:: Goal of the exercise ::
Wherever "completed" appears in a line, list that line.
--------------------
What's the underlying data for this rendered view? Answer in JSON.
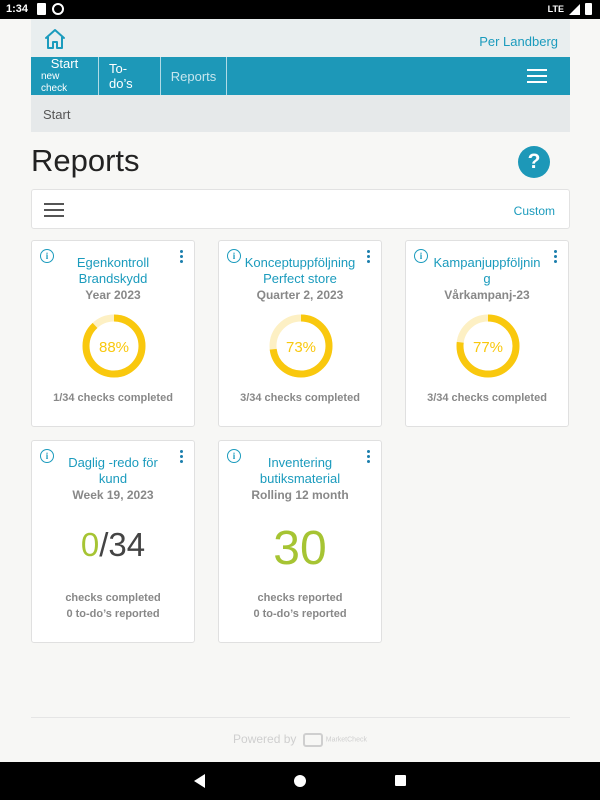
{
  "status_bar": {
    "time": "1:34",
    "network": "LTE"
  },
  "header": {
    "user_name": "Per Landberg"
  },
  "nav": {
    "start_line1": "Start",
    "start_line2": "new check",
    "todos": "To-do’s",
    "reports": "Reports"
  },
  "breadcrumb": "Start",
  "page": {
    "title": "Reports",
    "help": "?"
  },
  "filter": {
    "custom": "Custom"
  },
  "cards": [
    {
      "title": "Egenkontroll Brandskydd",
      "period": "Year 2023",
      "percent_label": "88%",
      "percent": 88,
      "status": "1/34 checks completed"
    },
    {
      "title": "Konceptuppföljning Perfect store",
      "period": "Quarter 2, 2023",
      "percent_label": "73%",
      "percent": 73,
      "status": "3/34 checks completed"
    },
    {
      "title": "Kampanjuppföljning",
      "period": "Vårkampanj-23",
      "percent_label": "77%",
      "percent": 77,
      "status": "3/34 checks completed"
    },
    {
      "title": "Daglig -redo för kund",
      "period": "Week 19, 2023",
      "done": "0",
      "slash": "/",
      "total": "34",
      "line1": "checks completed",
      "line2": "0 to-do’s reported"
    },
    {
      "title": "Inventering butiksmaterial",
      "period": "Rolling 12 month",
      "count": "30",
      "line1": "checks reported",
      "line2": "0 to-do’s reported"
    }
  ],
  "footer": {
    "powered_by": "Powered by",
    "brand": "MarketCheck"
  },
  "colors": {
    "accent": "#1d98b8",
    "donut": "#f9c80e",
    "donut_track": "#fdf0c4",
    "count_green": "#a6c433"
  }
}
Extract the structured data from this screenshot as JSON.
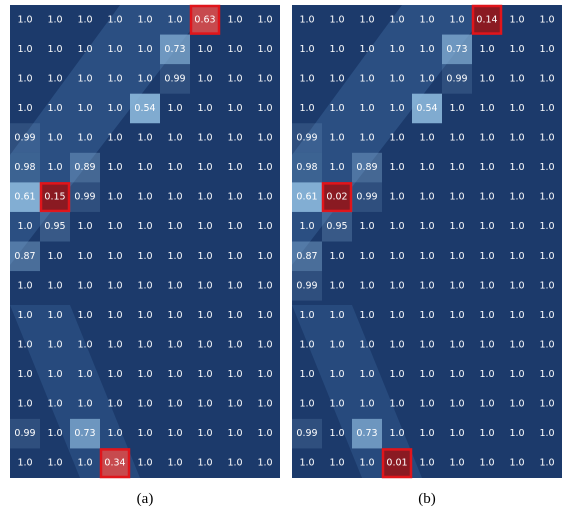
{
  "panels": [
    {
      "caption": "(a)",
      "highlighted": [
        [
          0,
          6
        ],
        [
          6,
          1
        ],
        [
          15,
          3
        ]
      ],
      "rows": [
        [
          "1.0",
          "1.0",
          "1.0",
          "1.0",
          "1.0",
          "1.0",
          "0.63",
          "1.0",
          "1.0"
        ],
        [
          "1.0",
          "1.0",
          "1.0",
          "1.0",
          "1.0",
          "0.73",
          "1.0",
          "1.0",
          "1.0"
        ],
        [
          "1.0",
          "1.0",
          "1.0",
          "1.0",
          "1.0",
          "0.99",
          "1.0",
          "1.0",
          "1.0"
        ],
        [
          "1.0",
          "1.0",
          "1.0",
          "1.0",
          "0.54",
          "1.0",
          "1.0",
          "1.0",
          "1.0"
        ],
        [
          "0.99",
          "1.0",
          "1.0",
          "1.0",
          "1.0",
          "1.0",
          "1.0",
          "1.0",
          "1.0"
        ],
        [
          "0.98",
          "1.0",
          "0.89",
          "1.0",
          "1.0",
          "1.0",
          "1.0",
          "1.0",
          "1.0"
        ],
        [
          "0.61",
          "0.15",
          "0.99",
          "1.0",
          "1.0",
          "1.0",
          "1.0",
          "1.0",
          "1.0"
        ],
        [
          "1.0",
          "0.95",
          "1.0",
          "1.0",
          "1.0",
          "1.0",
          "1.0",
          "1.0",
          "1.0"
        ],
        [
          "0.87",
          "1.0",
          "1.0",
          "1.0",
          "1.0",
          "1.0",
          "1.0",
          "1.0",
          "1.0"
        ],
        [
          "1.0",
          "1.0",
          "1.0",
          "1.0",
          "1.0",
          "1.0",
          "1.0",
          "1.0",
          "1.0"
        ],
        [
          "1.0",
          "1.0",
          "1.0",
          "1.0",
          "1.0",
          "1.0",
          "1.0",
          "1.0",
          "1.0"
        ],
        [
          "1.0",
          "1.0",
          "1.0",
          "1.0",
          "1.0",
          "1.0",
          "1.0",
          "1.0",
          "1.0"
        ],
        [
          "1.0",
          "1.0",
          "1.0",
          "1.0",
          "1.0",
          "1.0",
          "1.0",
          "1.0",
          "1.0"
        ],
        [
          "1.0",
          "1.0",
          "1.0",
          "1.0",
          "1.0",
          "1.0",
          "1.0",
          "1.0",
          "1.0"
        ],
        [
          "0.99",
          "1.0",
          "0.73",
          "1.0",
          "1.0",
          "1.0",
          "1.0",
          "1.0",
          "1.0"
        ],
        [
          "1.0",
          "1.0",
          "1.0",
          "0.34",
          "1.0",
          "1.0",
          "1.0",
          "1.0",
          "1.0"
        ]
      ]
    },
    {
      "caption": "(b)",
      "highlighted": [
        [
          0,
          6
        ],
        [
          6,
          1
        ],
        [
          15,
          3
        ]
      ],
      "rows": [
        [
          "1.0",
          "1.0",
          "1.0",
          "1.0",
          "1.0",
          "1.0",
          "0.14",
          "1.0",
          "1.0"
        ],
        [
          "1.0",
          "1.0",
          "1.0",
          "1.0",
          "1.0",
          "0.73",
          "1.0",
          "1.0",
          "1.0"
        ],
        [
          "1.0",
          "1.0",
          "1.0",
          "1.0",
          "1.0",
          "0.99",
          "1.0",
          "1.0",
          "1.0"
        ],
        [
          "1.0",
          "1.0",
          "1.0",
          "1.0",
          "0.54",
          "1.0",
          "1.0",
          "1.0",
          "1.0"
        ],
        [
          "0.99",
          "1.0",
          "1.0",
          "1.0",
          "1.0",
          "1.0",
          "1.0",
          "1.0",
          "1.0"
        ],
        [
          "0.98",
          "1.0",
          "0.89",
          "1.0",
          "1.0",
          "1.0",
          "1.0",
          "1.0",
          "1.0"
        ],
        [
          "0.61",
          "0.02",
          "0.99",
          "1.0",
          "1.0",
          "1.0",
          "1.0",
          "1.0",
          "1.0"
        ],
        [
          "1.0",
          "0.95",
          "1.0",
          "1.0",
          "1.0",
          "1.0",
          "1.0",
          "1.0",
          "1.0"
        ],
        [
          "0.87",
          "1.0",
          "1.0",
          "1.0",
          "1.0",
          "1.0",
          "1.0",
          "1.0",
          "1.0"
        ],
        [
          "0.99",
          "1.0",
          "1.0",
          "1.0",
          "1.0",
          "1.0",
          "1.0",
          "1.0",
          "1.0"
        ],
        [
          "1.0",
          "1.0",
          "1.0",
          "1.0",
          "1.0",
          "1.0",
          "1.0",
          "1.0",
          "1.0"
        ],
        [
          "1.0",
          "1.0",
          "1.0",
          "1.0",
          "1.0",
          "1.0",
          "1.0",
          "1.0",
          "1.0"
        ],
        [
          "1.0",
          "1.0",
          "1.0",
          "1.0",
          "1.0",
          "1.0",
          "1.0",
          "1.0",
          "1.0"
        ],
        [
          "1.0",
          "1.0",
          "1.0",
          "1.0",
          "1.0",
          "1.0",
          "1.0",
          "1.0",
          "1.0"
        ],
        [
          "0.99",
          "1.0",
          "0.73",
          "1.0",
          "1.0",
          "1.0",
          "1.0",
          "1.0",
          "1.0"
        ],
        [
          "1.0",
          "1.0",
          "1.0",
          "0.01",
          "1.0",
          "1.0",
          "1.0",
          "1.0",
          "1.0"
        ]
      ]
    }
  ]
}
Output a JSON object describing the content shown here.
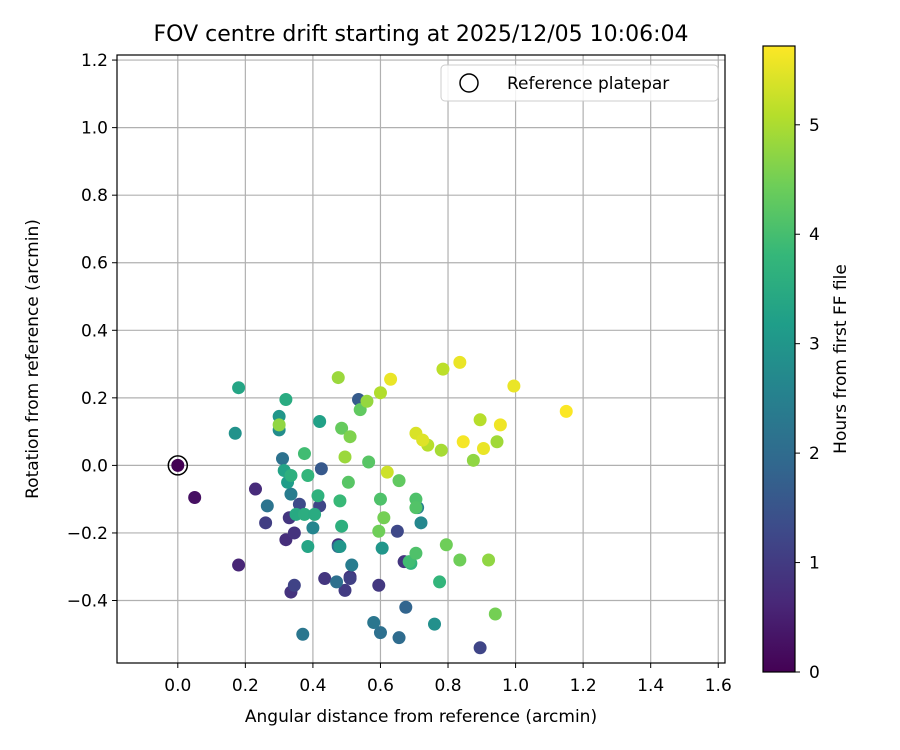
{
  "chart_data": {
    "type": "scatter",
    "title": "FOV centre drift starting at 2025/12/05 10:06:04",
    "xlabel": "Angular distance from reference (arcmin)",
    "ylabel": "Rotation from reference (arcmin)",
    "xlim": [
      -0.18,
      1.62
    ],
    "ylim": [
      -0.585,
      1.215
    ],
    "xticks": [
      0.0,
      0.2,
      0.4,
      0.6,
      0.8,
      1.0,
      1.2,
      1.4,
      1.6
    ],
    "xtick_labels": [
      "0.0",
      "0.2",
      "0.4",
      "0.6",
      "0.8",
      "1.0",
      "1.2",
      "1.4",
      "1.6"
    ],
    "yticks": [
      -0.4,
      -0.2,
      0.0,
      0.2,
      0.4,
      0.6,
      0.8,
      1.0,
      1.2
    ],
    "ytick_labels": [
      "−0.4",
      "−0.2",
      "0.0",
      "0.2",
      "0.4",
      "0.6",
      "0.8",
      "1.0",
      "1.2"
    ],
    "grid": true,
    "legend": {
      "position": "top-right",
      "entries": [
        {
          "label": "Reference platepar",
          "marker": "open-circle"
        }
      ]
    },
    "colorbar": {
      "label": "Hours from first FF file",
      "colormap": "viridis",
      "range": [
        0,
        5.72
      ],
      "ticks": [
        0,
        1,
        2,
        3,
        4,
        5
      ],
      "tick_labels": [
        "0",
        "1",
        "2",
        "3",
        "4",
        "5"
      ]
    },
    "reference_point": {
      "x": 0.0,
      "y": 0.0
    },
    "points": [
      {
        "x": 0.0,
        "y": 0.0,
        "t": 0.0
      },
      {
        "x": 0.05,
        "y": -0.095,
        "t": 0.25
      },
      {
        "x": 0.18,
        "y": -0.295,
        "t": 0.6
      },
      {
        "x": 0.23,
        "y": -0.07,
        "t": 0.7
      },
      {
        "x": 0.26,
        "y": -0.17,
        "t": 1.05
      },
      {
        "x": 0.32,
        "y": -0.22,
        "t": 0.75
      },
      {
        "x": 0.33,
        "y": -0.155,
        "t": 0.9
      },
      {
        "x": 0.335,
        "y": -0.375,
        "t": 0.85
      },
      {
        "x": 0.345,
        "y": -0.355,
        "t": 1.15
      },
      {
        "x": 0.345,
        "y": -0.2,
        "t": 0.85
      },
      {
        "x": 0.36,
        "y": -0.115,
        "t": 1.3
      },
      {
        "x": 0.42,
        "y": -0.12,
        "t": 1.2
      },
      {
        "x": 0.435,
        "y": -0.335,
        "t": 0.9
      },
      {
        "x": 0.475,
        "y": -0.235,
        "t": 0.7
      },
      {
        "x": 0.495,
        "y": -0.37,
        "t": 1.0
      },
      {
        "x": 0.51,
        "y": -0.33,
        "t": 0.8
      },
      {
        "x": 0.51,
        "y": -0.335,
        "t": 1.1
      },
      {
        "x": 0.535,
        "y": 0.195,
        "t": 1.65
      },
      {
        "x": 0.595,
        "y": -0.355,
        "t": 0.95
      },
      {
        "x": 0.65,
        "y": -0.195,
        "t": 1.25
      },
      {
        "x": 0.67,
        "y": -0.285,
        "t": 0.9
      },
      {
        "x": 0.895,
        "y": -0.54,
        "t": 1.2
      },
      {
        "x": 0.675,
        "y": -0.42,
        "t": 1.85
      },
      {
        "x": 0.655,
        "y": -0.51,
        "t": 2.0
      },
      {
        "x": 0.6,
        "y": -0.495,
        "t": 2.1
      },
      {
        "x": 0.58,
        "y": -0.465,
        "t": 2.25
      },
      {
        "x": 0.37,
        "y": -0.5,
        "t": 2.25
      },
      {
        "x": 0.425,
        "y": -0.01,
        "t": 1.6
      },
      {
        "x": 0.47,
        "y": -0.345,
        "t": 2.1
      },
      {
        "x": 0.475,
        "y": -0.24,
        "t": 2.0
      },
      {
        "x": 0.265,
        "y": -0.12,
        "t": 2.2
      },
      {
        "x": 0.31,
        "y": 0.02,
        "t": 2.15
      },
      {
        "x": 0.515,
        "y": -0.295,
        "t": 2.4
      },
      {
        "x": 0.48,
        "y": -0.24,
        "t": 3.0
      },
      {
        "x": 0.4,
        "y": -0.185,
        "t": 2.6
      },
      {
        "x": 0.335,
        "y": -0.085,
        "t": 2.4
      },
      {
        "x": 0.3,
        "y": 0.105,
        "t": 2.8
      },
      {
        "x": 0.71,
        "y": -0.125,
        "t": 2.5
      },
      {
        "x": 0.72,
        "y": -0.17,
        "t": 2.65
      },
      {
        "x": 0.605,
        "y": -0.245,
        "t": 3.0
      },
      {
        "x": 0.76,
        "y": -0.47,
        "t": 2.85
      },
      {
        "x": 0.325,
        "y": -0.05,
        "t": 3.15
      },
      {
        "x": 0.17,
        "y": 0.095,
        "t": 2.9
      },
      {
        "x": 0.18,
        "y": 0.23,
        "t": 3.35
      },
      {
        "x": 0.3,
        "y": 0.145,
        "t": 3.0
      },
      {
        "x": 0.32,
        "y": 0.195,
        "t": 3.5
      },
      {
        "x": 0.42,
        "y": 0.13,
        "t": 3.25
      },
      {
        "x": 0.315,
        "y": -0.015,
        "t": 3.3
      },
      {
        "x": 0.335,
        "y": -0.03,
        "t": 3.6
      },
      {
        "x": 0.35,
        "y": -0.145,
        "t": 3.45
      },
      {
        "x": 0.375,
        "y": -0.145,
        "t": 3.55
      },
      {
        "x": 0.385,
        "y": -0.24,
        "t": 3.35
      },
      {
        "x": 0.405,
        "y": -0.145,
        "t": 3.5
      },
      {
        "x": 0.385,
        "y": -0.03,
        "t": 3.75
      },
      {
        "x": 0.415,
        "y": -0.09,
        "t": 3.65
      },
      {
        "x": 0.485,
        "y": -0.18,
        "t": 3.6
      },
      {
        "x": 0.48,
        "y": -0.105,
        "t": 3.85
      },
      {
        "x": 0.375,
        "y": 0.035,
        "t": 3.95
      },
      {
        "x": 0.69,
        "y": -0.29,
        "t": 3.7
      },
      {
        "x": 0.775,
        "y": -0.345,
        "t": 3.75
      },
      {
        "x": 0.685,
        "y": -0.285,
        "t": 3.95
      },
      {
        "x": 0.705,
        "y": -0.26,
        "t": 4.1
      },
      {
        "x": 0.6,
        "y": -0.1,
        "t": 4.1
      },
      {
        "x": 0.705,
        "y": -0.1,
        "t": 4.1
      },
      {
        "x": 0.705,
        "y": -0.125,
        "t": 4.15
      },
      {
        "x": 0.505,
        "y": -0.05,
        "t": 4.2
      },
      {
        "x": 0.565,
        "y": 0.01,
        "t": 4.2
      },
      {
        "x": 0.655,
        "y": -0.045,
        "t": 4.3
      },
      {
        "x": 0.61,
        "y": -0.155,
        "t": 4.5
      },
      {
        "x": 0.595,
        "y": -0.195,
        "t": 4.45
      },
      {
        "x": 0.795,
        "y": -0.235,
        "t": 4.45
      },
      {
        "x": 0.835,
        "y": -0.28,
        "t": 4.45
      },
      {
        "x": 0.94,
        "y": -0.44,
        "t": 4.5
      },
      {
        "x": 0.92,
        "y": -0.28,
        "t": 4.75
      },
      {
        "x": 0.485,
        "y": 0.11,
        "t": 4.35
      },
      {
        "x": 0.51,
        "y": 0.085,
        "t": 4.6
      },
      {
        "x": 0.54,
        "y": 0.165,
        "t": 4.3
      },
      {
        "x": 0.3,
        "y": 0.12,
        "t": 4.75
      },
      {
        "x": 0.495,
        "y": 0.025,
        "t": 4.85
      },
      {
        "x": 0.56,
        "y": 0.19,
        "t": 4.8
      },
      {
        "x": 0.475,
        "y": 0.26,
        "t": 4.85
      },
      {
        "x": 0.6,
        "y": 0.215,
        "t": 5.05
      },
      {
        "x": 0.875,
        "y": 0.015,
        "t": 4.75
      },
      {
        "x": 0.945,
        "y": 0.07,
        "t": 4.9
      },
      {
        "x": 0.78,
        "y": 0.045,
        "t": 4.95
      },
      {
        "x": 0.74,
        "y": 0.06,
        "t": 5.1
      },
      {
        "x": 0.62,
        "y": -0.02,
        "t": 5.3
      },
      {
        "x": 0.785,
        "y": 0.285,
        "t": 5.15
      },
      {
        "x": 0.895,
        "y": 0.135,
        "t": 5.1
      },
      {
        "x": 0.705,
        "y": 0.095,
        "t": 5.4
      },
      {
        "x": 0.725,
        "y": 0.075,
        "t": 5.45
      },
      {
        "x": 0.63,
        "y": 0.255,
        "t": 5.55
      },
      {
        "x": 0.835,
        "y": 0.305,
        "t": 5.55
      },
      {
        "x": 0.845,
        "y": 0.07,
        "t": 5.65
      },
      {
        "x": 0.905,
        "y": 0.05,
        "t": 5.55
      },
      {
        "x": 0.955,
        "y": 0.12,
        "t": 5.6
      },
      {
        "x": 0.995,
        "y": 0.235,
        "t": 5.55
      },
      {
        "x": 1.15,
        "y": 0.16,
        "t": 5.7
      }
    ]
  }
}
--------------------
:: Answer to this problem ::
      "status": "1/34 checks completed"
      "status": "3/34 checks completed"
      "status": "3/34 checks completed"
      "line1": "checks completed",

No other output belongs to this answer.